Aufgabe 1 —
Ändere im Text über den Zentralratspräsidenten alles von "Juden müssten in" bis hinunter zu "Amt stellen muss.", indem du "Sorgen" durch "Gedanken" ersetzt, und gib diesen Abschnitt so wieder.
Aufgabe 2 —
Schreib den Text über den Zentralratspräsidenten ab seinem letzten Satz weiter.

Vorliegender Text —
○ ○ ○ ○

          Hans Riebsamen

          Redakteur in der Rhein-Main-Zeitung.

          Juden müssten in Deutschland keine Angst haben und empfänden im Allgemeinen auch keine, äußerte der Zentralratspräsident im Gespräch mit F.A.Z.-Herausgeber Werner D’Inka. Aber sie machten sich zu Recht Sorgen. Judenfeindlichkeit unter Muslimen, die Pegida-Demonstrationen und nicht zuletzt untergründiger Antisemitismus unter Normalbürgern, der sich darin ausdrückt, dass laut einer Umfrage jeder fünfte Deutsche nicht gerne neben einem Juden wohnen würde: das sind die Probleme, denen sich Schuster in seinem neuen Amt stellen muss.
○ ○ ○ ○
Beigefügte Liste —
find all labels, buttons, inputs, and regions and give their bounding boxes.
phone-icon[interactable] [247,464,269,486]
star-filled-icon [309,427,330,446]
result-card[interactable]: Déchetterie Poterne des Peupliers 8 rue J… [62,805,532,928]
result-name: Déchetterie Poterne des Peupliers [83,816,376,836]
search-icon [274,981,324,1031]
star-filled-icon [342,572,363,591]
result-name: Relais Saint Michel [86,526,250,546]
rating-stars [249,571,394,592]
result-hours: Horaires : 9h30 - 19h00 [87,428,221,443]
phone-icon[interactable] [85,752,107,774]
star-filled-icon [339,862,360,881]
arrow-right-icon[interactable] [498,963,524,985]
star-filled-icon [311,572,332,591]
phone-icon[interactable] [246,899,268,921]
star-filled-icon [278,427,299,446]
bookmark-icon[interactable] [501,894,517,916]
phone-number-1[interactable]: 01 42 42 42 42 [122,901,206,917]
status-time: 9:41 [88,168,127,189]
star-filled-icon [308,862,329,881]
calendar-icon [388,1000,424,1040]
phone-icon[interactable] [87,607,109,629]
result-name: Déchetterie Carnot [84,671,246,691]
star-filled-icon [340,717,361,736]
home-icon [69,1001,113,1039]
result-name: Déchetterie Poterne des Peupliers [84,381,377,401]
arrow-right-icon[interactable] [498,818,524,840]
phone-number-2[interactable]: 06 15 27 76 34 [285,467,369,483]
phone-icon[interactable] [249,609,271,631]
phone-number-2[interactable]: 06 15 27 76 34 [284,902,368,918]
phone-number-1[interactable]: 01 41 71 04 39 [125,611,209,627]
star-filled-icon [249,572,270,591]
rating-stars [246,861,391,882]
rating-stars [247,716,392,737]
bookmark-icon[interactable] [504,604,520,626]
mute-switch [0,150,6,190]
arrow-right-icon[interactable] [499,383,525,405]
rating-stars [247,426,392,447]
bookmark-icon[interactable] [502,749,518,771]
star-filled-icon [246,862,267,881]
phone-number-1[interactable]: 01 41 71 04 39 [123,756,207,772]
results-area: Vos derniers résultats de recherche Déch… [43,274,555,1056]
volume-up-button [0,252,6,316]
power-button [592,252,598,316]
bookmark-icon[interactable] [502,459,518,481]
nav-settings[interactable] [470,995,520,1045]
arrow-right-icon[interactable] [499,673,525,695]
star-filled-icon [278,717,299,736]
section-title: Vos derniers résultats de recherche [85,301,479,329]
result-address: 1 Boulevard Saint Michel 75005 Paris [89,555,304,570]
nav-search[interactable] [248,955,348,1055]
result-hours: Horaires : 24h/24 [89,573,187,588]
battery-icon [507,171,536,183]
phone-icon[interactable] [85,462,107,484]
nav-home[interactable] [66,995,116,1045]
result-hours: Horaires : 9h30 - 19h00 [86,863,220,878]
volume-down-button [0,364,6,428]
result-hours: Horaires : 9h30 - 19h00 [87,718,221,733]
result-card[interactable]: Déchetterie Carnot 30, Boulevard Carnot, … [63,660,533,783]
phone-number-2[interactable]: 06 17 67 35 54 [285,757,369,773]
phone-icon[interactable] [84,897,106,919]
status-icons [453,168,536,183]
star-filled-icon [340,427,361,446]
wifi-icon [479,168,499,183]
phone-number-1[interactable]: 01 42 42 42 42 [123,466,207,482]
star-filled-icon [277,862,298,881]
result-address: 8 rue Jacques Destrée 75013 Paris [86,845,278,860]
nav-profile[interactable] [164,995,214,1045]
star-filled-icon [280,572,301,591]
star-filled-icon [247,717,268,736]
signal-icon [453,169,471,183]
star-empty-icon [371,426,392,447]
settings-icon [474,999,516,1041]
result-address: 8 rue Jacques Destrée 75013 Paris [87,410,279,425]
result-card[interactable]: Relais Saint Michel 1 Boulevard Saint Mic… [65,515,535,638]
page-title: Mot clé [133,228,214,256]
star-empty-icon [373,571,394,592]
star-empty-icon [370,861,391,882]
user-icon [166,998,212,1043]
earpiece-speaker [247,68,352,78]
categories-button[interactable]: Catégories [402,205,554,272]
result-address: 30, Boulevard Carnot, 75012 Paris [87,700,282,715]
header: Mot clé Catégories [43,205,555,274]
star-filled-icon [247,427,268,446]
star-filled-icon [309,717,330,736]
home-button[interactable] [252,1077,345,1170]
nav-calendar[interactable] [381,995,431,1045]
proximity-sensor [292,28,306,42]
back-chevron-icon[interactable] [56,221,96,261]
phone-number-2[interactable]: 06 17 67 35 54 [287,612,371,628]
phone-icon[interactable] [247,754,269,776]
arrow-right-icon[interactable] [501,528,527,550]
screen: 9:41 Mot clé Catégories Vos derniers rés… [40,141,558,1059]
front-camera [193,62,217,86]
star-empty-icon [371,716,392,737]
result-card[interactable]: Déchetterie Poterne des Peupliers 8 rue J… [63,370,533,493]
○ ○ ○ ○
Antwort 1 —
Juden müssten in Deutschland keine Angst haben und empfänden im Allgemeinen auch keine, äußerte der Zentralratspräsident im Gespräch mit F.A.Z.-Herausgeber Werner D’Inka. Aber sie machten sich zu Recht Gedanken. Judenfeindlichkeit unter Muslimen, die Pegida-Demonstrationen und nicht zuletzt untergründiger Antisemitismus unter Normalbürgern, der sich darin ausdrückt, dass laut einer Umfrage jeder fünfte Deutsche nicht gerne neben einem Juden wohnen würde: das sind die Probleme, denen sich Schuster in seinem neuen Amt stellen muss.

Antwort 2 —
          „Aufklärung tut not“ bei Pegida-Anhängern

          Es gehört zur deutschen Realität, dass jüdische Einrichtungen unter besonderem Schutz der Polizei stehen. Vor der Frankfurter Westend-Synagoge etwa wachen Tag und Nacht zwei Polizisten, wer ins Jüdische Museum will, muss zuerst an Wachleuten vorbei und sich kontrollieren lassen. Schuster hält solche Schutzmaßnahmen für notwendig. Doch sei es sein größter Wunsch, dass sie am Ende seiner Amtszeit als überflüssig erachtet werden könnten, sagte er. Es ist ein frommer Wunsch, wie er selbst einräumt.

          Über den Zulauf, den die Pegida-Demonstrationen in Dresden erfahren haben, ist Schuster erschrocken. „Aufklärung tut not“, meinte Schuster, man müsse den Teilnehmern klarmachen, hinter wem sie herliefen. Mit den Pegida-Demonstranten müsse man reden, nicht aber mit den Anführern. Einen Dialog würde der Zentralrats-Präsident Schuster auch mit den hiesigen Muslimen führen. Doch es sei schwer, sprechfähige Vertreter der Muslime zu finden.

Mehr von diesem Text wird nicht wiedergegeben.